(Stored entries)
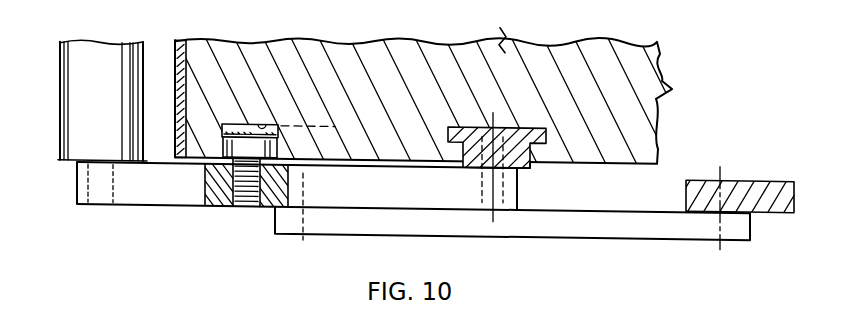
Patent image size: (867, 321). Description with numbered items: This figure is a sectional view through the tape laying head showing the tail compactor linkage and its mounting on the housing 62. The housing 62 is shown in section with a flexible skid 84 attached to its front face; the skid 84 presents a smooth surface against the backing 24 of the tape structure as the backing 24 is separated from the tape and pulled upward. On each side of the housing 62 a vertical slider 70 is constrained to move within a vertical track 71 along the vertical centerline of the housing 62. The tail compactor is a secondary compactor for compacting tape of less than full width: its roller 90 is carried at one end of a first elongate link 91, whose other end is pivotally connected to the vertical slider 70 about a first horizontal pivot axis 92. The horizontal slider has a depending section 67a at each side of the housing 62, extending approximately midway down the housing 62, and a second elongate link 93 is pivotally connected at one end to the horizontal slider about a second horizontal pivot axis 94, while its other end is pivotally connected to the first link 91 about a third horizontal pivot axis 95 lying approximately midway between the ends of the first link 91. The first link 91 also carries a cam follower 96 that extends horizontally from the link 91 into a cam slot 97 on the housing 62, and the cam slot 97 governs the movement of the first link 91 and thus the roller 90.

The backing 24 is at (176, 40).
The skid 84 is at (185, 48).
The housing 62 is at (604, 155).
The roller 90 is at (60, 139).
The first elongate link 91 is at (133, 202).
The second elongate link 93 is at (574, 232).
The third horizontal pivot axis 95 is at (306, 224).
The cam follower 96 is at (276, 143).
The cam slot 97 is at (254, 123).
The vertical track 71 is at (526, 99).
The vertical slider 70 is at (524, 161).
The first horizontal pivot axis 92 is at (492, 185).
The depending section 67a is at (767, 202).
The second horizontal pivot axis 94 is at (720, 240).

*Task requirements:* Reproduce everything from the start of the records down to the line containing "The depending section 67a is at (767, 202).", both ends included, and leave the pictures out.

*Solution:*
Patent image size: (867, 321). Description with numbered items: This figure is a sectional view through the tape laying head showing the tail compactor linkage and its mounting on the housing 62. The housing 62 is shown in section with a flexible skid 84 attached to its front face; the skid 84 presents a smooth surface against the backing 24 of the tape structure as the backing 24 is separated from the tape and pulled upward. On each side of the housing 62 a vertical slider 70 is constrained to move within a vertical track 71 along the vertical centerline of the housing 62. The tail compactor is a secondary compactor for compacting tape of less than full width: its roller 90 is carried at one end of a first elongate link 91, whose other end is pivotally connected to the vertical slider 70 about a first horizontal pivot axis 92. The horizontal slider has a depending section 67a at each side of the housing 62, extending approximately midway down the housing 62, and a second elongate link 93 is pivotally connected at one end to the horizontal slider about a second horizontal pivot axis 94, while its other end is pivotally connected to the first link 91 about a third horizontal pivot axis 95 lying approximately midway between the ends of the first link 91. The first link 91 also carries a cam follower 96 that extends horizontally from the link 91 into a cam slot 97 on the housing 62, and the cam slot 97 governs the movement of the first link 91 and thus the roller 90.

The backing 24 is at (176, 40).
The skid 84 is at (185, 48).
The housing 62 is at (604, 155).
The roller 90 is at (60, 139).
The first elongate link 91 is at (133, 202).
The second elongate link 93 is at (574, 232).
The third horizontal pivot axis 95 is at (306, 224).
The cam follower 96 is at (276, 143).
The cam slot 97 is at (254, 123).
The vertical track 71 is at (526, 99).
The vertical slider 70 is at (524, 161).
The first horizontal pivot axis 92 is at (492, 185).
The depending section 67a is at (767, 202).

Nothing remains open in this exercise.